#### Records supplied ####

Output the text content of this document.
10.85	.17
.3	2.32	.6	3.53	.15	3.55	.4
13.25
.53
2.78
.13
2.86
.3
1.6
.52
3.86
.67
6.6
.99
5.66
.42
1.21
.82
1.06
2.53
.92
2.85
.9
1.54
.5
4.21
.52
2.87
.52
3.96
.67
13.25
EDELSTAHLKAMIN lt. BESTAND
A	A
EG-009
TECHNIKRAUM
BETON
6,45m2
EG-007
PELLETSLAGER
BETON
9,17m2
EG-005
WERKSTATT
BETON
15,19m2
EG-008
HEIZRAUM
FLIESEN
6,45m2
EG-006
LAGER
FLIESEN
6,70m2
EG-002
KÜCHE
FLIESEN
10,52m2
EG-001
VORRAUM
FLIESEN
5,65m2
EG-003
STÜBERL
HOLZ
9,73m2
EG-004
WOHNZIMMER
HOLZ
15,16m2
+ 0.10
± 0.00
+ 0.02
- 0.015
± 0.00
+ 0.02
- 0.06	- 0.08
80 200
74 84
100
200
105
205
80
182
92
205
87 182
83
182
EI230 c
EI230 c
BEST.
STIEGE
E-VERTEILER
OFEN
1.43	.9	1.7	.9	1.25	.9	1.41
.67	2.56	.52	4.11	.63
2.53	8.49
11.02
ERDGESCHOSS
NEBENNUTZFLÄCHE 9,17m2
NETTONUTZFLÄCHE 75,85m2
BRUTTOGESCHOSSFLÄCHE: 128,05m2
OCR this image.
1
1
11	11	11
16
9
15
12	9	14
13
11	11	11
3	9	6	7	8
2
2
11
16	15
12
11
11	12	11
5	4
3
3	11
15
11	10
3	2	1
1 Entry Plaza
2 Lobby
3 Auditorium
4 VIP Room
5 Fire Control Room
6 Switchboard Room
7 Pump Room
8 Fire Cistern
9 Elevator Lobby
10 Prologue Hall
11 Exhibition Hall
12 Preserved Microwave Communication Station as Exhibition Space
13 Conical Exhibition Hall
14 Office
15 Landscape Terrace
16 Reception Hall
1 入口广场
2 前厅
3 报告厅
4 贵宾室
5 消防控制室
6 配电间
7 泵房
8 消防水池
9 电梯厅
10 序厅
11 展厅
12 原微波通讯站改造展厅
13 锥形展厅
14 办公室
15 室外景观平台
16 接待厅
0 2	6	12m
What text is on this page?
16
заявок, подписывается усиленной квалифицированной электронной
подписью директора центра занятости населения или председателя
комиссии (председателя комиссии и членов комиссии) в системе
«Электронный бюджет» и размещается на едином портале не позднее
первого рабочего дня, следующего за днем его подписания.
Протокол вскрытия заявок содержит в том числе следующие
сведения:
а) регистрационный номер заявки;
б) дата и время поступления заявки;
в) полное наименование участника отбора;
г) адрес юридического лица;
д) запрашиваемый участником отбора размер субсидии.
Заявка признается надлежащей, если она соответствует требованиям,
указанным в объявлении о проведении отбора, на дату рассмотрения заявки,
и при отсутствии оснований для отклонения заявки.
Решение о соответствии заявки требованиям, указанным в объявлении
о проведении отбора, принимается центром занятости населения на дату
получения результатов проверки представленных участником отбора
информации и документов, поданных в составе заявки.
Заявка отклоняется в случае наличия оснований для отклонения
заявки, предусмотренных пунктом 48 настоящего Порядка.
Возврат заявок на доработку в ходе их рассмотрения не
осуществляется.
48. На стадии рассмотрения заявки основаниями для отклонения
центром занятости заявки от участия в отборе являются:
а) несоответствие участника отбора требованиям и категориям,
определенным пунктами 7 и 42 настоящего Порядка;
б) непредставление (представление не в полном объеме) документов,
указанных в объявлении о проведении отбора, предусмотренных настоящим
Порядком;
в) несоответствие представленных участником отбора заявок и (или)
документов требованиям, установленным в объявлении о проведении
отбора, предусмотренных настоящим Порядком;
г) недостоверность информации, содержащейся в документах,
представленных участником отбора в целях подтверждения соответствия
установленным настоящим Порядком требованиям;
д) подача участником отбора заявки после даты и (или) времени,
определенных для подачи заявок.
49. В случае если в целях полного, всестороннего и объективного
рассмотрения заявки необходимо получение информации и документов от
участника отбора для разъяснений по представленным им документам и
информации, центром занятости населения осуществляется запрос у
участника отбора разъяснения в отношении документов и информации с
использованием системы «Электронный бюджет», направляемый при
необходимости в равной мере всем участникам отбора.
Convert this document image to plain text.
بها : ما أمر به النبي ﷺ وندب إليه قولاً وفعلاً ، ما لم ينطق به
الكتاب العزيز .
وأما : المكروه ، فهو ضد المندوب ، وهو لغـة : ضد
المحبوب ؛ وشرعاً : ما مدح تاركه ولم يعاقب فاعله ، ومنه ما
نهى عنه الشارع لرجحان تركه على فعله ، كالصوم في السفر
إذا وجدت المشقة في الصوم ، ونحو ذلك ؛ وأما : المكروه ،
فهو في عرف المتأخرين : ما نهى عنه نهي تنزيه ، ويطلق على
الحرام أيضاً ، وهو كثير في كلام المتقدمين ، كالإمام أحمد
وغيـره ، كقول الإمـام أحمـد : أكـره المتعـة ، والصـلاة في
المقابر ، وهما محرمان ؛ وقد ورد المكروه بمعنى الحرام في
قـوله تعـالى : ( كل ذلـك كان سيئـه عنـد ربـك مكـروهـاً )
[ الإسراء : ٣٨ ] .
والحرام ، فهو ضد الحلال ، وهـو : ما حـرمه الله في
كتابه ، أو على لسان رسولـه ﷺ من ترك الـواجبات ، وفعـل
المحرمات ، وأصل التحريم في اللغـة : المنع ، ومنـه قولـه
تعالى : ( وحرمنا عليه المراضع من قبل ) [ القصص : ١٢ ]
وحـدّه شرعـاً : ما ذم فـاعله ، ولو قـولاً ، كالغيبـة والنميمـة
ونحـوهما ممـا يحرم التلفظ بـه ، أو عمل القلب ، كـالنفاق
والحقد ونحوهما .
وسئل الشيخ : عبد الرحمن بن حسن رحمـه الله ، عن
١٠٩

####

**Requirements**:
Exactly reproduce the lines beginning with the one that contains "Convert this document image to plain text." and ending with the last line of the material, both included. Leave out everything else.

**Exercise solution**:
Convert this document image to plain text.
بها : ما أمر به النبي ﷺ وندب إليه قولاً وفعلاً ، ما لم ينطق به
الكتاب العزيز .
وأما : المكروه ، فهو ضد المندوب ، وهو لغـة : ضد
المحبوب ؛ وشرعاً : ما مدح تاركه ولم يعاقب فاعله ، ومنه ما
نهى عنه الشارع لرجحان تركه على فعله ، كالصوم في السفر
إذا وجدت المشقة في الصوم ، ونحو ذلك ؛ وأما : المكروه ،
فهو في عرف المتأخرين : ما نهى عنه نهي تنزيه ، ويطلق على
الحرام أيضاً ، وهو كثير في كلام المتقدمين ، كالإمام أحمد
وغيـره ، كقول الإمـام أحمـد : أكـره المتعـة ، والصـلاة في
المقابر ، وهما محرمان ؛ وقد ورد المكروه بمعنى الحرام في
قـوله تعـالى : ( كل ذلـك كان سيئـه عنـد ربـك مكـروهـاً )
[ الإسراء : ٣٨ ] .
والحرام ، فهو ضد الحلال ، وهـو : ما حـرمه الله في
كتابه ، أو على لسان رسولـه ﷺ من ترك الـواجبات ، وفعـل
المحرمات ، وأصل التحريم في اللغـة : المنع ، ومنـه قولـه
تعالى : ( وحرمنا عليه المراضع من قبل ) [ القصص : ١٢ ]
وحـدّه شرعـاً : ما ذم فـاعله ، ولو قـولاً ، كالغيبـة والنميمـة
ونحـوهما ممـا يحرم التلفظ بـه ، أو عمل القلب ، كـالنفاق
والحقد ونحوهما .
وسئل الشيخ : عبد الرحمن بن حسن رحمـه الله ، عن
١٠٩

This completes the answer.